SHORT TASK:
The records that follow need to be output exactly as they are.

ENTRIES PROVIDED:
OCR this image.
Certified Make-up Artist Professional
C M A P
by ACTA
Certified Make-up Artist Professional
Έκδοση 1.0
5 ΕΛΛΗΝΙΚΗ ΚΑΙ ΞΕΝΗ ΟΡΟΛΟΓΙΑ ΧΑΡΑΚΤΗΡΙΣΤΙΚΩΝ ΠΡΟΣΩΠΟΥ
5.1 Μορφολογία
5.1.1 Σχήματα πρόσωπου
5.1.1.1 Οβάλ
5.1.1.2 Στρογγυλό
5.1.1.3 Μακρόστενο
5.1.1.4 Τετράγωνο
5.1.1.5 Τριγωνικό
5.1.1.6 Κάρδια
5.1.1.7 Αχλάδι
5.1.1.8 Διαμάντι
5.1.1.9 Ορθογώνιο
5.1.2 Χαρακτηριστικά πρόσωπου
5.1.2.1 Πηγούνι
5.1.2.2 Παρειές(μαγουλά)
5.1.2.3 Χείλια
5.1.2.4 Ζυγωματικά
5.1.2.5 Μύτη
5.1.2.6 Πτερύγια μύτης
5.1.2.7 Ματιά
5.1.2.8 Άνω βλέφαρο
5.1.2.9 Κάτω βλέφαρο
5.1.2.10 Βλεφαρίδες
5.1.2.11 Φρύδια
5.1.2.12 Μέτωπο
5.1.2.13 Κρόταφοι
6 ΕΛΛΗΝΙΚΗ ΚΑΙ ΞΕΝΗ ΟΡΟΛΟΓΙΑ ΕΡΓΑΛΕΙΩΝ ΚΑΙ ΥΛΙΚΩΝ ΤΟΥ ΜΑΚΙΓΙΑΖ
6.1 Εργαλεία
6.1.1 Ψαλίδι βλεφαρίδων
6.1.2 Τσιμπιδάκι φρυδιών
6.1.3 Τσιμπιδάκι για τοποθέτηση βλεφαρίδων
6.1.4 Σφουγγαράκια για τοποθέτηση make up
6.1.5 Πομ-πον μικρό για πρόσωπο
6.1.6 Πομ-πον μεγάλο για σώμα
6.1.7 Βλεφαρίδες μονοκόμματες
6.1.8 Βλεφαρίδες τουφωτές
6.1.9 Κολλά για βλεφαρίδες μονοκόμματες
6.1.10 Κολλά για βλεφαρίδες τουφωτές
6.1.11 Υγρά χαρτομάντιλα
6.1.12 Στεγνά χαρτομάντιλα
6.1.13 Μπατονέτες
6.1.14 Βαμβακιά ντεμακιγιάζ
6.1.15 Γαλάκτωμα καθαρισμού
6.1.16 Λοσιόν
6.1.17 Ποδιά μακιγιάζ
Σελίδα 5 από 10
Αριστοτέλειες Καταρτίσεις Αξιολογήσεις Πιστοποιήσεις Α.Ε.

TASK RESULT:
OCR this image.
Certified Make-up Artist Professional
C M A P
by ACTA
Certified Make-up Artist Professional
Έκδοση 1.0
5 ΕΛΛΗΝΙΚΗ ΚΑΙ ΞΕΝΗ ΟΡΟΛΟΓΙΑ ΧΑΡΑΚΤΗΡΙΣΤΙΚΩΝ ΠΡΟΣΩΠΟΥ
5.1 Μορφολογία
5.1.1 Σχήματα πρόσωπου
5.1.1.1 Οβάλ
5.1.1.2 Στρογγυλό
5.1.1.3 Μακρόστενο
5.1.1.4 Τετράγωνο
5.1.1.5 Τριγωνικό
5.1.1.6 Κάρδια
5.1.1.7 Αχλάδι
5.1.1.8 Διαμάντι
5.1.1.9 Ορθογώνιο
5.1.2 Χαρακτηριστικά πρόσωπου
5.1.2.1 Πηγούνι
5.1.2.2 Παρειές(μαγουλά)
5.1.2.3 Χείλια
5.1.2.4 Ζυγωματικά
5.1.2.5 Μύτη
5.1.2.6 Πτερύγια μύτης
5.1.2.7 Ματιά
5.1.2.8 Άνω βλέφαρο
5.1.2.9 Κάτω βλέφαρο
5.1.2.10 Βλεφαρίδες
5.1.2.11 Φρύδια
5.1.2.12 Μέτωπο
5.1.2.13 Κρόταφοι
6 ΕΛΛΗΝΙΚΗ ΚΑΙ ΞΕΝΗ ΟΡΟΛΟΓΙΑ ΕΡΓΑΛΕΙΩΝ ΚΑΙ ΥΛΙΚΩΝ ΤΟΥ ΜΑΚΙΓΙΑΖ
6.1 Εργαλεία
6.1.1 Ψαλίδι βλεφαρίδων
6.1.2 Τσιμπιδάκι φρυδιών
6.1.3 Τσιμπιδάκι για τοποθέτηση βλεφαρίδων
6.1.4 Σφουγγαράκια για τοποθέτηση make up
6.1.5 Πομ-πον μικρό για πρόσωπο
6.1.6 Πομ-πον μεγάλο για σώμα
6.1.7 Βλεφαρίδες μονοκόμματες
6.1.8 Βλεφαρίδες τουφωτές
6.1.9 Κολλά για βλεφαρίδες μονοκόμματες
6.1.10 Κολλά για βλεφαρίδες τουφωτές
6.1.11 Υγρά χαρτομάντιλα
6.1.12 Στεγνά χαρτομάντιλα
6.1.13 Μπατονέτες
6.1.14 Βαμβακιά ντεμακιγιάζ
6.1.15 Γαλάκτωμα καθαρισμού
6.1.16 Λοσιόν
6.1.17 Ποδιά μακιγιάζ
Σελίδα 5 από 10
Αριστοτέλειες Καταρτίσεις Αξιολογήσεις Πιστοποιήσεις Α.Ε.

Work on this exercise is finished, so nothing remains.